**Material for this exercise:**
Begin

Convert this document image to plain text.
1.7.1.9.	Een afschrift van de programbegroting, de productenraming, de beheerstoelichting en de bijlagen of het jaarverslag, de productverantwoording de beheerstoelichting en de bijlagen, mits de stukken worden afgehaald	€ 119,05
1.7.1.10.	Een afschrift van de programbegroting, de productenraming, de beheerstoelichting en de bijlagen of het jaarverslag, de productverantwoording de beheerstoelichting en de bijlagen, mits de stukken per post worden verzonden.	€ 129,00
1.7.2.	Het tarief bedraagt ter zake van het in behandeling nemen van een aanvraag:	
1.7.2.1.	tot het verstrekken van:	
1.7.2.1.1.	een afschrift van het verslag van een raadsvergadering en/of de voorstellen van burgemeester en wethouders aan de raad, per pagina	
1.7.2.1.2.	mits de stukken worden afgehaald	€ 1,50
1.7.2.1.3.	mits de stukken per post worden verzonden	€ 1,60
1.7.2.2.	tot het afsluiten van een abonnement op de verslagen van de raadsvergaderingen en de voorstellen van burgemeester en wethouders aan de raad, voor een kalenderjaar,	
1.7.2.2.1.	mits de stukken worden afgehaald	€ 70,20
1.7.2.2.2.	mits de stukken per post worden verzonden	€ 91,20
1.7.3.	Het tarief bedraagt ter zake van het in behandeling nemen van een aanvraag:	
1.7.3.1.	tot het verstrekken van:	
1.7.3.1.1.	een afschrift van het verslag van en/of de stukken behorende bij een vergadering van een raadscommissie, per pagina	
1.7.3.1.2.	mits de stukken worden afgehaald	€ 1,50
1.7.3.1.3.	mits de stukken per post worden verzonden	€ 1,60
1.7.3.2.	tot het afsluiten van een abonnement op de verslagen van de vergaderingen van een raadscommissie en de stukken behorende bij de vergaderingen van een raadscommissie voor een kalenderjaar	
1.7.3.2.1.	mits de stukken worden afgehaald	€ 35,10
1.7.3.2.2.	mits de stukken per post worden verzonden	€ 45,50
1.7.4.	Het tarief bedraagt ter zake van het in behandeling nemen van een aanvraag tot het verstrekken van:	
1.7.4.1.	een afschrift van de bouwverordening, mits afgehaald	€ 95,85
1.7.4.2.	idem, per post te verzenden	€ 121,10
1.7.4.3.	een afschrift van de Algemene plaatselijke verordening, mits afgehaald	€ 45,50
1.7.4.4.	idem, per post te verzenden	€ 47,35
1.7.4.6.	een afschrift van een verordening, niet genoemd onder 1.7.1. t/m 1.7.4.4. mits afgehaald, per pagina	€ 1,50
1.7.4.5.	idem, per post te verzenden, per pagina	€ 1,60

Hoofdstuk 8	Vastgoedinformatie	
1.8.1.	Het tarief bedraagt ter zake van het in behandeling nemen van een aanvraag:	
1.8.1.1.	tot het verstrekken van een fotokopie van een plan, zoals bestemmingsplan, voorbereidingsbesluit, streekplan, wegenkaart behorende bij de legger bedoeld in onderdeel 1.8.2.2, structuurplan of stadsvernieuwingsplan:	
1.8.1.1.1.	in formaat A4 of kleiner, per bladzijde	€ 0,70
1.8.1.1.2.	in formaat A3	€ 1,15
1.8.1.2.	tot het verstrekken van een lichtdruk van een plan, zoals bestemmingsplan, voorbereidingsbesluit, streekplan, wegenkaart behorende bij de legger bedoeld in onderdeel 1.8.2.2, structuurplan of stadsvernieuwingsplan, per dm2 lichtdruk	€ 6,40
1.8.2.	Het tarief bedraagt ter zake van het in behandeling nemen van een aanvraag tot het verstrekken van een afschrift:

End

**Instructions for the task:** Recopy all the lines exactly as they appear.

**Response to this exercise:**
Convert this document image to plain text.
1.7.1.9.	Een afschrift van de programbegroting, de productenraming, de beheerstoelichting en de bijlagen of het jaarverslag, de productverantwoording de beheerstoelichting en de bijlagen, mits de stukken worden afgehaald	€ 119,05
1.7.1.10.	Een afschrift van de programbegroting, de productenraming, de beheerstoelichting en de bijlagen of het jaarverslag, de productverantwoording de beheerstoelichting en de bijlagen, mits de stukken per post worden verzonden.	€ 129,00
1.7.2.	Het tarief bedraagt ter zake van het in behandeling nemen van een aanvraag:	
1.7.2.1.	tot het verstrekken van:	
1.7.2.1.1.	een afschrift van het verslag van een raadsvergadering en/of de voorstellen van burgemeester en wethouders aan de raad, per pagina	
1.7.2.1.2.	mits de stukken worden afgehaald	€ 1,50
1.7.2.1.3.	mits de stukken per post worden verzonden	€ 1,60
1.7.2.2.	tot het afsluiten van een abonnement op de verslagen van de raadsvergaderingen en de voorstellen van burgemeester en wethouders aan de raad, voor een kalenderjaar,	
1.7.2.2.1.	mits de stukken worden afgehaald	€ 70,20
1.7.2.2.2.	mits de stukken per post worden verzonden	€ 91,20
1.7.3.	Het tarief bedraagt ter zake van het in behandeling nemen van een aanvraag:	
1.7.3.1.	tot het verstrekken van:	
1.7.3.1.1.	een afschrift van het verslag van en/of de stukken behorende bij een vergadering van een raadscommissie, per pagina	
1.7.3.1.2.	mits de stukken worden afgehaald	€ 1,50
1.7.3.1.3.	mits de stukken per post worden verzonden	€ 1,60
1.7.3.2.	tot het afsluiten van een abonnement op de verslagen van de vergaderingen van een raadscommissie en de stukken behorende bij de vergaderingen van een raadscommissie voor een kalenderjaar	
1.7.3.2.1.	mits de stukken worden afgehaald	€ 35,10
1.7.3.2.2.	mits de stukken per post worden verzonden	€ 45,50
1.7.4.	Het tarief bedraagt ter zake van het in behandeling nemen van een aanvraag tot het verstrekken van:	
1.7.4.1.	een afschrift van de bouwverordening, mits afgehaald	€ 95,85
1.7.4.2.	idem, per post te verzenden	€ 121,10
1.7.4.3.	een afschrift van de Algemene plaatselijke verordening, mits afgehaald	€ 45,50
1.7.4.4.	idem, per post te verzenden	€ 47,35
1.7.4.6.	een afschrift van een verordening, niet genoemd onder 1.7.1. t/m 1.7.4.4. mits afgehaald, per pagina	€ 1,50
1.7.4.5.	idem, per post te verzenden, per pagina	€ 1,60

Hoofdstuk 8	Vastgoedinformatie	
1.8.1.	Het tarief bedraagt ter zake van het in behandeling nemen van een aanvraag:	
1.8.1.1.	tot het verstrekken van een fotokopie van een plan, zoals bestemmingsplan, voorbereidingsbesluit, streekplan, wegenkaart behorende bij de legger bedoeld in onderdeel 1.8.2.2, structuurplan of stadsvernieuwingsplan:	
1.8.1.1.1.	in formaat A4 of kleiner, per bladzijde	€ 0,70
1.8.1.1.2.	in formaat A3	€ 1,15
1.8.1.2.	tot het verstrekken van een lichtdruk van een plan, zoals bestemmingsplan, voorbereidingsbesluit, streekplan, wegenkaart behorende bij de legger bedoeld in onderdeel 1.8.2.2, structuurplan of stadsvernieuwingsplan, per dm2 lichtdruk	€ 6,40
1.8.2.	Het tarief bedraagt ter zake van het in behandeling nemen van een aanvraag tot het verstrekken van een afschrift:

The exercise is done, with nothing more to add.